→ Data listing:
● ● ● ● ● ● ●

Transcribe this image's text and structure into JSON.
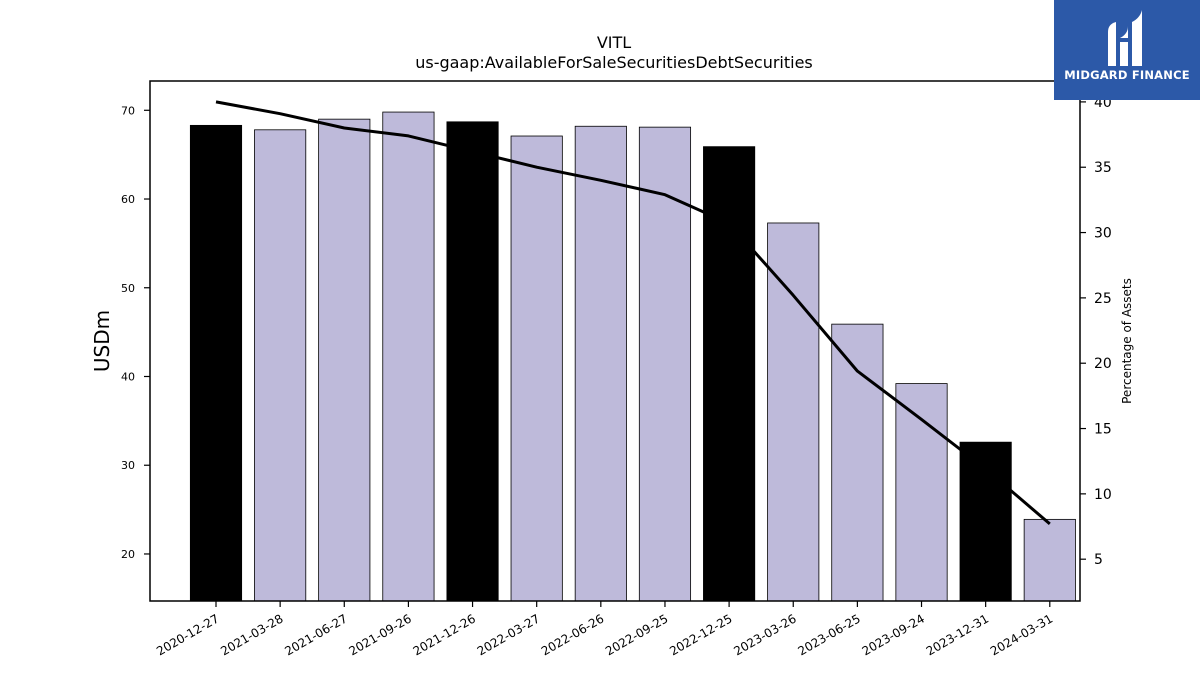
{
  "chart_data": {
    "type": "bar",
    "title": "VITL",
    "subtitle": "us-gaap:AvailableForSaleSecuritiesDebtSecurities",
    "ylabel": "USDm",
    "y2label": "Percentage of Assets",
    "categories": [
      "2020-12-27",
      "2021-03-28",
      "2021-06-27",
      "2021-09-26",
      "2021-12-26",
      "2022-03-27",
      "2022-06-26",
      "2022-09-25",
      "2022-12-25",
      "2023-03-26",
      "2023-06-25",
      "2023-09-24",
      "2023-12-31",
      "2024-03-31"
    ],
    "series": [
      {
        "values": [
          68.3,
          67.8,
          69.0,
          69.8,
          68.7,
          67.1,
          68.2,
          68.1,
          65.9,
          57.3,
          45.9,
          39.2,
          32.6,
          23.9
        ],
        "colors": [
          "#000000",
          "#bebada",
          "#bebada",
          "#bebada",
          "#000000",
          "#bebada",
          "#bebada",
          "#bebada",
          "#000000",
          "#bebada",
          "#bebada",
          "#bebada",
          "#000000",
          "#bebada"
        ]
      },
      {
        "type": "line",
        "values": [
          40.0,
          39.1,
          38.0,
          37.4,
          36.2,
          35.0,
          34.0,
          32.9,
          30.7,
          25.2,
          19.4,
          15.7,
          11.9,
          7.7
        ],
        "color": "#000000"
      }
    ],
    "ylim": [
      14.7,
      73.3
    ],
    "y2lim": [
      1.8,
      41.6
    ],
    "yticks": [
      20,
      30,
      40,
      50,
      60,
      70
    ],
    "y2ticks": [
      5,
      10,
      15,
      20,
      25,
      30,
      35,
      40
    ],
    "grid": false
  },
  "logo": {
    "text": "MIDGARD FINANCE",
    "bg": "#2c59a8"
  }
}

● ● ● ● ● ● ●

List each line of the entries that holds the string "text".

Transcribe this image's text and structure into JSON.
    "text": "MIDGARD FINANCE",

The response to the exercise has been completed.